Stated goal: Reproduce all entries precisely as they are written.

Dataset records:
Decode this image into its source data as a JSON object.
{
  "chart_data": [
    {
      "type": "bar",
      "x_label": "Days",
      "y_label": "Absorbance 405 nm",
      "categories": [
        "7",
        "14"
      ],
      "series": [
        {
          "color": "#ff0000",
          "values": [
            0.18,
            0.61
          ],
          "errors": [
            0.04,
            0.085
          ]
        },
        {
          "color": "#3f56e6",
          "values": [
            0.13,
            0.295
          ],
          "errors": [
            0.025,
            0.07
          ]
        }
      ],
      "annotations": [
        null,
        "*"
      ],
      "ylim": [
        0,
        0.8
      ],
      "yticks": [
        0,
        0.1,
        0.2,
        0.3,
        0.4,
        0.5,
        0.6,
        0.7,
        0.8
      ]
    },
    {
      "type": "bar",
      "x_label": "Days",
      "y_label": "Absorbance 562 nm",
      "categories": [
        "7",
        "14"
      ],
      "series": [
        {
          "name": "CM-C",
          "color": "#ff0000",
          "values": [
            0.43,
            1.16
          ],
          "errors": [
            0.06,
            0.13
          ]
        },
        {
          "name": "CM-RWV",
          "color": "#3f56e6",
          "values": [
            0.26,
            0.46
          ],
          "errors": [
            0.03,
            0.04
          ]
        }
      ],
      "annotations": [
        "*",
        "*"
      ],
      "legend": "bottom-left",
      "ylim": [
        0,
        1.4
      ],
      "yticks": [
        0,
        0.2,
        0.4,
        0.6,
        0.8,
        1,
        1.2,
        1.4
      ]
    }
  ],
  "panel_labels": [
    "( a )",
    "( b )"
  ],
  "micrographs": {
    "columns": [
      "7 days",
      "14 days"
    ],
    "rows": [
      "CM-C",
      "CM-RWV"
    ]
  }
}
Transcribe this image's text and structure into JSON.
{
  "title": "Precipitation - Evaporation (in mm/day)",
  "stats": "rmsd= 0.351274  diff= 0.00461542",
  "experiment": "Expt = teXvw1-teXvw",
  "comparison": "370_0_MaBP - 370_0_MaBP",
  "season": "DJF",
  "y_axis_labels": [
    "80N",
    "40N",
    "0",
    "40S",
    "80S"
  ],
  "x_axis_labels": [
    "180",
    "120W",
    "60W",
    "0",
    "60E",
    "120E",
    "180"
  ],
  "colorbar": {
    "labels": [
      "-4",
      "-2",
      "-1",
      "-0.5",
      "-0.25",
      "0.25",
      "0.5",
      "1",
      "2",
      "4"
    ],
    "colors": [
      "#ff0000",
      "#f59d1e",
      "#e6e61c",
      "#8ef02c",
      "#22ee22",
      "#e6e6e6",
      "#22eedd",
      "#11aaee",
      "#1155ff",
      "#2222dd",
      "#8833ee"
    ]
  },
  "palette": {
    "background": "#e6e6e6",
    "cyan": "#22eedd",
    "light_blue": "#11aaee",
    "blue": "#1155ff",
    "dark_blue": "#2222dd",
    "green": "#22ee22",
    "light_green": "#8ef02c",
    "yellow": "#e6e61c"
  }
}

Result:
Decode this image into its source data as a JSON object.
{
  "chart_data": [
    {
      "type": "bar",
      "x_label": "Days",
      "y_label": "Absorbance 405 nm",
      "categories": [
        "7",
        "14"
      ],
      "series": [
        {
          "color": "#ff0000",
          "values": [
            0.18,
            0.61
          ],
          "errors": [
            0.04,
            0.085
          ]
        },
        {
          "color": "#3f56e6",
          "values": [
            0.13,
            0.295
          ],
          "errors": [
            0.025,
            0.07
          ]
        }
      ],
      "annotations": [
        null,
        "*"
      ],
      "ylim": [
        0,
        0.8
      ],
      "yticks": [
        0,
        0.1,
        0.2,
        0.3,
        0.4,
        0.5,
        0.6,
        0.7,
        0.8
      ]
    },
    {
      "type": "bar",
      "x_label": "Days",
      "y_label": "Absorbance 562 nm",
      "categories": [
        "7",
        "14"
      ],
      "series": [
        {
          "name": "CM-C",
          "color": "#ff0000",
          "values": [
            0.43,
            1.16
          ],
          "errors": [
            0.06,
            0.13
          ]
        },
        {
          "name": "CM-RWV",
          "color": "#3f56e6",
          "values": [
            0.26,
            0.46
          ],
          "errors": [
            0.03,
            0.04
          ]
        }
      ],
      "annotations": [
        "*",
        "*"
      ],
      "legend": "bottom-left",
      "ylim": [
        0,
        1.4
      ],
      "yticks": [
        0,
        0.2,
        0.4,
        0.6,
        0.8,
        1,
        1.2,
        1.4
      ]
    }
  ],
  "panel_labels": [
    "( a )",
    "( b )"
  ],
  "micrographs": {
    "columns": [
      "7 days",
      "14 days"
    ],
    "rows": [
      "CM-C",
      "CM-RWV"
    ]
  }
}
Transcribe this image's text and structure into JSON.
{
  "title": "Precipitation - Evaporation (in mm/day)",
  "stats": "rmsd= 0.351274  diff= 0.00461542",
  "experiment": "Expt = teXvw1-teXvw",
  "comparison": "370_0_MaBP - 370_0_MaBP",
  "season": "DJF",
  "y_axis_labels": [
    "80N",
    "40N",
    "0",
    "40S",
    "80S"
  ],
  "x_axis_labels": [
    "180",
    "120W",
    "60W",
    "0",
    "60E",
    "120E",
    "180"
  ],
  "colorbar": {
    "labels": [
      "-4",
      "-2",
      "-1",
      "-0.5",
      "-0.25",
      "0.25",
      "0.5",
      "1",
      "2",
      "4"
    ],
    "colors": [
      "#ff0000",
      "#f59d1e",
      "#e6e61c",
      "#8ef02c",
      "#22ee22",
      "#e6e6e6",
      "#22eedd",
      "#11aaee",
      "#1155ff",
      "#2222dd",
      "#8833ee"
    ]
  },
  "palette": {
    "background": "#e6e6e6",
    "cyan": "#22eedd",
    "light_blue": "#11aaee",
    "blue": "#1155ff",
    "dark_blue": "#2222dd",
    "green": "#22ee22",
    "light_green": "#8ef02c",
    "yellow": "#e6e61c"
  }
}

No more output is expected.